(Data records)
----------------------------------------

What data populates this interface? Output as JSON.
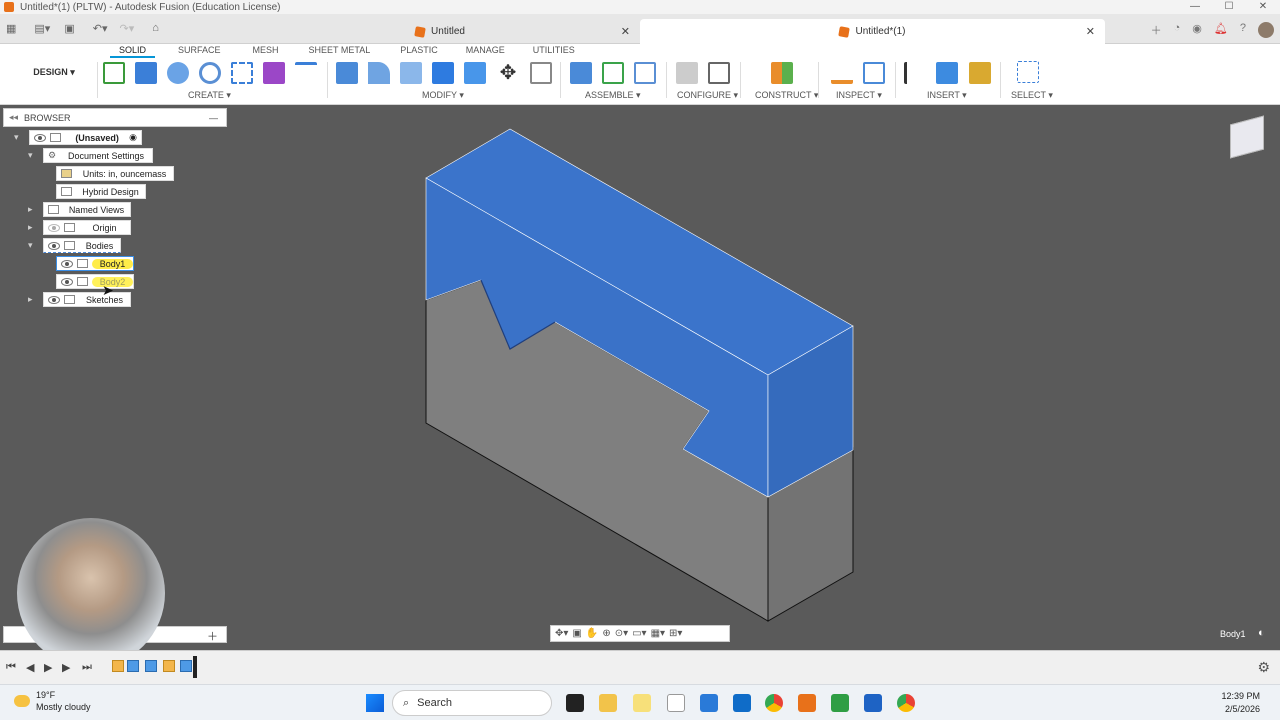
{
  "window": {
    "title": "Untitled*(1) (PLTW) - Autodesk Fusion (Education License)",
    "controls": [
      "—",
      "☐",
      "✕"
    ]
  },
  "tabs": [
    {
      "label": "Untitled",
      "active": false
    },
    {
      "label": "Untitled*(1)",
      "active": true
    }
  ],
  "ribbon": {
    "workspace": "DESIGN ▾",
    "tabs": [
      "SOLID",
      "SURFACE",
      "MESH",
      "SHEET METAL",
      "PLASTIC",
      "MANAGE",
      "UTILITIES"
    ],
    "active_tab": "SOLID",
    "groups": [
      "CREATE ▾",
      "MODIFY ▾",
      "ASSEMBLE ▾",
      "CONFIGURE ▾",
      "CONSTRUCT ▾",
      "INSPECT ▾",
      "INSERT ▾",
      "SELECT ▾"
    ],
    "accent": "#0696d7"
  },
  "browser": {
    "header": "BROWSER",
    "nodes": [
      {
        "label": "(Unsaved)"
      },
      {
        "label": "Document Settings"
      },
      {
        "label": "Units: in, ouncemass"
      },
      {
        "label": "Hybrid Design"
      },
      {
        "label": "Named Views"
      },
      {
        "label": "Origin"
      },
      {
        "label": "Bodies"
      },
      {
        "label": "Body1"
      },
      {
        "label": "Body2"
      },
      {
        "label": "Sketches"
      }
    ]
  },
  "viewport": {
    "selected_body_color": "#3a72c8",
    "body_color": "#808080",
    "status_label": "Body1"
  },
  "navbar": {
    "icons": [
      "orbit-icon",
      "pan-icon",
      "hand-icon",
      "zoom-icon",
      "zoom-window-icon",
      "display-icon",
      "grid-icon",
      "viewports-icon"
    ]
  },
  "taskbar": {
    "temperature": "19°F",
    "weather": "Mostly cloudy",
    "search_placeholder": "Search",
    "time": "12:39 PM",
    "date": "2/5/2026"
  }
}
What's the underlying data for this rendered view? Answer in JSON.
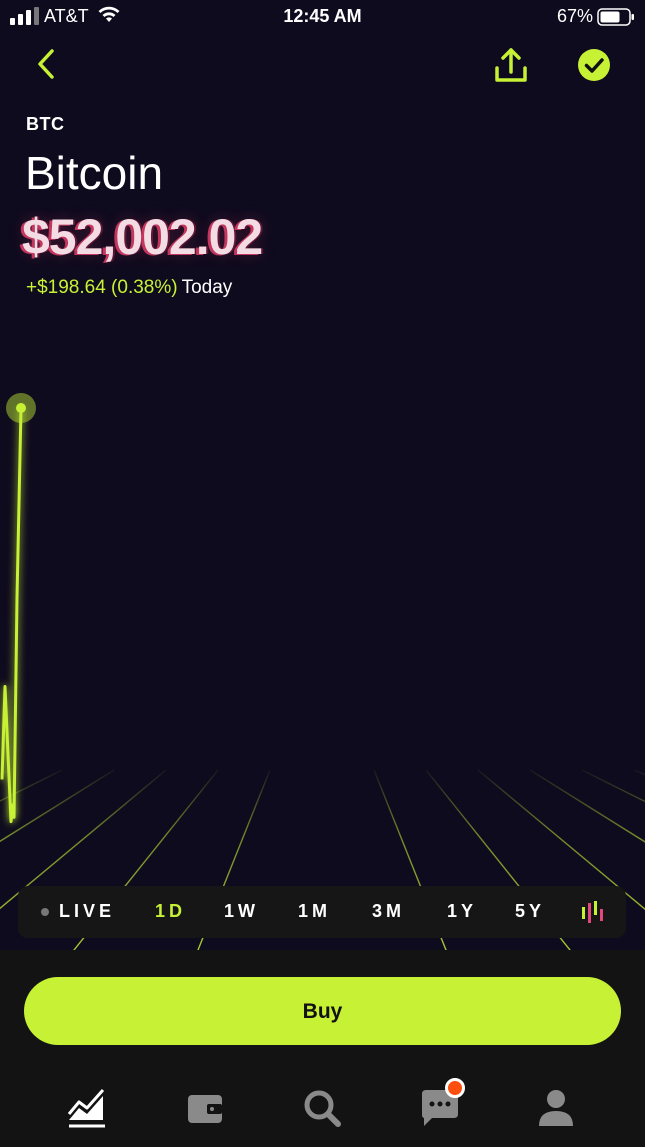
{
  "status_bar": {
    "carrier": "AT&T",
    "time": "12:45 AM",
    "battery_percent": "67%"
  },
  "header": {
    "back_icon": "chevron-left-icon",
    "share_icon": "share-icon",
    "watchlist_icon": "check-circle-icon"
  },
  "asset": {
    "symbol": "BTC",
    "name": "Bitcoin",
    "price": "$52,002.02",
    "change": "+$198.64 (0.38%)",
    "change_period": "Today"
  },
  "chart_data": {
    "type": "line",
    "series": [
      {
        "values": [
          0.12,
          0.34,
          0.02,
          0.06,
          0.03,
          0.55,
          1.0
        ]
      }
    ],
    "grid": true
  },
  "ranges": {
    "options": [
      "LIVE",
      "1D",
      "1W",
      "1M",
      "3M",
      "1Y",
      "5Y"
    ],
    "selected": "1D",
    "chart_type_icon": "candlestick-icon"
  },
  "actions": {
    "buy_label": "Buy"
  },
  "tab_bar": {
    "tabs": [
      "chart-icon",
      "wallet-icon",
      "search-icon",
      "chat-icon",
      "profile-icon"
    ],
    "notification_badge": true
  },
  "colors": {
    "accent": "#c6f135",
    "background": "#0f0b1e",
    "price_glitch": "#c4365e",
    "badge": "#ff4f0f"
  }
}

----------------------------------------

_TASK DESCRIPTION_: Tally the lines in the entries above that hold the word "this". Reply with nothing but that count.

_SOLVED EXERCISE_: 2